• [Aim of the exercise]:
Output the data that follows exactly, line for line.

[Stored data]
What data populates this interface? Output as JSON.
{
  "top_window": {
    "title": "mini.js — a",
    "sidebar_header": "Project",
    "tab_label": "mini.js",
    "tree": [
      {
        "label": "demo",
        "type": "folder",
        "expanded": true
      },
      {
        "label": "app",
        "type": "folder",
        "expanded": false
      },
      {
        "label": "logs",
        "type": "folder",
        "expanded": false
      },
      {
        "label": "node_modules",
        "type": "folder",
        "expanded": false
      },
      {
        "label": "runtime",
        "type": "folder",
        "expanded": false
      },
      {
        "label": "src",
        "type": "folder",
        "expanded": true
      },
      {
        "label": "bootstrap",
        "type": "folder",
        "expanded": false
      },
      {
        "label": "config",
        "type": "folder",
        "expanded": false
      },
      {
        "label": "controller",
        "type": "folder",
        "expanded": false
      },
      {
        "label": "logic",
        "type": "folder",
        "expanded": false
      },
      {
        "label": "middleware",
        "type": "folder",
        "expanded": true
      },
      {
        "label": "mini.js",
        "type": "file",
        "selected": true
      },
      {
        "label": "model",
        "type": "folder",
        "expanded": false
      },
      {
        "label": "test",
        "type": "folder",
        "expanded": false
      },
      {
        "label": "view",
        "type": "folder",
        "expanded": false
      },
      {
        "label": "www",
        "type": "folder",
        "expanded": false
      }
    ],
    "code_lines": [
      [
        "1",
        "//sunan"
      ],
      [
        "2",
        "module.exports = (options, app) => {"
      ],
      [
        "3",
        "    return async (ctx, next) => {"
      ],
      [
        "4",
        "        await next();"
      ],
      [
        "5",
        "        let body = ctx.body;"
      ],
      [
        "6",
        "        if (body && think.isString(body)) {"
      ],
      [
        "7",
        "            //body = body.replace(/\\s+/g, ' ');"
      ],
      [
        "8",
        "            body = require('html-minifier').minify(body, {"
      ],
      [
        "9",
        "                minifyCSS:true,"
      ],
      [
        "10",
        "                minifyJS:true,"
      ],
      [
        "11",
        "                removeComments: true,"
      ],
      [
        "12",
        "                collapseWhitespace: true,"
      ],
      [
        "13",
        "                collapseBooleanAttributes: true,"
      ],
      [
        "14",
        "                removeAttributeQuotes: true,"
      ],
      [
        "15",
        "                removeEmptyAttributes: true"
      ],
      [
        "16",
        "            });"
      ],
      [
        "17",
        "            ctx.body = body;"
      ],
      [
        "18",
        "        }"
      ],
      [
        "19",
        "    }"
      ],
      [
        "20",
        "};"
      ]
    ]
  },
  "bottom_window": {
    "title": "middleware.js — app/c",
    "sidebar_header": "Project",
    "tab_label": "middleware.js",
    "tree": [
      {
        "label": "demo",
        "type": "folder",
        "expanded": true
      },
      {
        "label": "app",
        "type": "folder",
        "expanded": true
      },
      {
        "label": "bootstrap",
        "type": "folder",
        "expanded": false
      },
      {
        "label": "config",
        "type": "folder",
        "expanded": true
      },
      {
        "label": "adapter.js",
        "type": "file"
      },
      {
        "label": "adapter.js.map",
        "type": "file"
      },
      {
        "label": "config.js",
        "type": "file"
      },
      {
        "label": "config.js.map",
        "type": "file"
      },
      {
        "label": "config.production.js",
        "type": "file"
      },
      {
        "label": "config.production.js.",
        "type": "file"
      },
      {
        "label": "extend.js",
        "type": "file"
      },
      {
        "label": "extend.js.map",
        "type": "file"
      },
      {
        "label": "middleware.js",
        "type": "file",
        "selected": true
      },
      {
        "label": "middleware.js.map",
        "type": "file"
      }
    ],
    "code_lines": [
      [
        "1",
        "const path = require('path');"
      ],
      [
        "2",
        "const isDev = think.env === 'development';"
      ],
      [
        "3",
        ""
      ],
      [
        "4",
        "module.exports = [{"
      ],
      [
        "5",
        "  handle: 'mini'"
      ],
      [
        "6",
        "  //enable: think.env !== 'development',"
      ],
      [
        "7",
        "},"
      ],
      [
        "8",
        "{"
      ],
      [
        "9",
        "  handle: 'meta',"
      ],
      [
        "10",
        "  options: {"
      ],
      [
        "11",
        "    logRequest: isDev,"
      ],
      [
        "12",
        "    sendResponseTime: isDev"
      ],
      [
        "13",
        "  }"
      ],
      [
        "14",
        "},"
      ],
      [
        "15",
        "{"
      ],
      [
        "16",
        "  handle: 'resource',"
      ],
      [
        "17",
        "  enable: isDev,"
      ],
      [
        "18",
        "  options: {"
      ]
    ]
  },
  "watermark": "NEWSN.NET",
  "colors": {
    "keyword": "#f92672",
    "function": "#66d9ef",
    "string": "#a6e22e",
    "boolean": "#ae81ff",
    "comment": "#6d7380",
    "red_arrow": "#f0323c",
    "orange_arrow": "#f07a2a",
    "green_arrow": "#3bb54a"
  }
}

• [Output below]:
What data populates this interface? Output as JSON.
{
  "top_window": {
    "title": "mini.js — a",
    "sidebar_header": "Project",
    "tab_label": "mini.js",
    "tree": [
      {
        "label": "demo",
        "type": "folder",
        "expanded": true
      },
      {
        "label": "app",
        "type": "folder",
        "expanded": false
      },
      {
        "label": "logs",
        "type": "folder",
        "expanded": false
      },
      {
        "label": "node_modules",
        "type": "folder",
        "expanded": false
      },
      {
        "label": "runtime",
        "type": "folder",
        "expanded": false
      },
      {
        "label": "src",
        "type": "folder",
        "expanded": true
      },
      {
        "label": "bootstrap",
        "type": "folder",
        "expanded": false
      },
      {
        "label": "config",
        "type": "folder",
        "expanded": false
      },
      {
        "label": "controller",
        "type": "folder",
        "expanded": false
      },
      {
        "label": "logic",
        "type": "folder",
        "expanded": false
      },
      {
        "label": "middleware",
        "type": "folder",
        "expanded": true
      },
      {
        "label": "mini.js",
        "type": "file",
        "selected": true
      },
      {
        "label": "model",
        "type": "folder",
        "expanded": false
      },
      {
        "label": "test",
        "type": "folder",
        "expanded": false
      },
      {
        "label": "view",
        "type": "folder",
        "expanded": false
      },
      {
        "label": "www",
        "type": "folder",
        "expanded": false
      }
    ],
    "code_lines": [
      [
        "1",
        "//sunan"
      ],
      [
        "2",
        "module.exports = (options, app) => {"
      ],
      [
        "3",
        "    return async (ctx, next) => {"
      ],
      [
        "4",
        "        await next();"
      ],
      [
        "5",
        "        let body = ctx.body;"
      ],
      [
        "6",
        "        if (body && think.isString(body)) {"
      ],
      [
        "7",
        "            //body = body.replace(/\\s+/g, ' ');"
      ],
      [
        "8",
        "            body = require('html-minifier').minify(body, {"
      ],
      [
        "9",
        "                minifyCSS:true,"
      ],
      [
        "10",
        "                minifyJS:true,"
      ],
      [
        "11",
        "                removeComments: true,"
      ],
      [
        "12",
        "                collapseWhitespace: true,"
      ],
      [
        "13",
        "                collapseBooleanAttributes: true,"
      ],
      [
        "14",
        "                removeAttributeQuotes: true,"
      ],
      [
        "15",
        "                removeEmptyAttributes: true"
      ],
      [
        "16",
        "            });"
      ],
      [
        "17",
        "            ctx.body = body;"
      ],
      [
        "18",
        "        }"
      ],
      [
        "19",
        "    }"
      ],
      [
        "20",
        "};"
      ]
    ]
  },
  "bottom_window": {
    "title": "middleware.js — app/c",
    "sidebar_header": "Project",
    "tab_label": "middleware.js",
    "tree": [
      {
        "label": "demo",
        "type": "folder",
        "expanded": true
      },
      {
        "label": "app",
        "type": "folder",
        "expanded": true
      },
      {
        "label": "bootstrap",
        "type": "folder",
        "expanded": false
      },
      {
        "label": "config",
        "type": "folder",
        "expanded": true
      },
      {
        "label": "adapter.js",
        "type": "file"
      },
      {
        "label": "adapter.js.map",
        "type": "file"
      },
      {
        "label": "config.js",
        "type": "file"
      },
      {
        "label": "config.js.map",
        "type": "file"
      },
      {
        "label": "config.production.js",
        "type": "file"
      },
      {
        "label": "config.production.js.",
        "type": "file"
      },
      {
        "label": "extend.js",
        "type": "file"
      },
      {
        "label": "extend.js.map",
        "type": "file"
      },
      {
        "label": "middleware.js",
        "type": "file",
        "selected": true
      },
      {
        "label": "middleware.js.map",
        "type": "file"
      }
    ],
    "code_lines": [
      [
        "1",
        "const path = require('path');"
      ],
      [
        "2",
        "const isDev = think.env === 'development';"
      ],
      [
        "3",
        ""
      ],
      [
        "4",
        "module.exports = [{"
      ],
      [
        "5",
        "  handle: 'mini'"
      ],
      [
        "6",
        "  //enable: think.env !== 'development',"
      ],
      [
        "7",
        "},"
      ],
      [
        "8",
        "{"
      ],
      [
        "9",
        "  handle: 'meta',"
      ],
      [
        "10",
        "  options: {"
      ],
      [
        "11",
        "    logRequest: isDev,"
      ],
      [
        "12",
        "    sendResponseTime: isDev"
      ],
      [
        "13",
        "  }"
      ],
      [
        "14",
        "},"
      ],
      [
        "15",
        "{"
      ],
      [
        "16",
        "  handle: 'resource',"
      ],
      [
        "17",
        "  enable: isDev,"
      ],
      [
        "18",
        "  options: {"
      ]
    ]
  },
  "watermark": "NEWSN.NET",
  "colors": {
    "keyword": "#f92672",
    "function": "#66d9ef",
    "string": "#a6e22e",
    "boolean": "#ae81ff",
    "comment": "#6d7380",
    "red_arrow": "#f0323c",
    "orange_arrow": "#f07a2a",
    "green_arrow": "#3bb54a"
  }
}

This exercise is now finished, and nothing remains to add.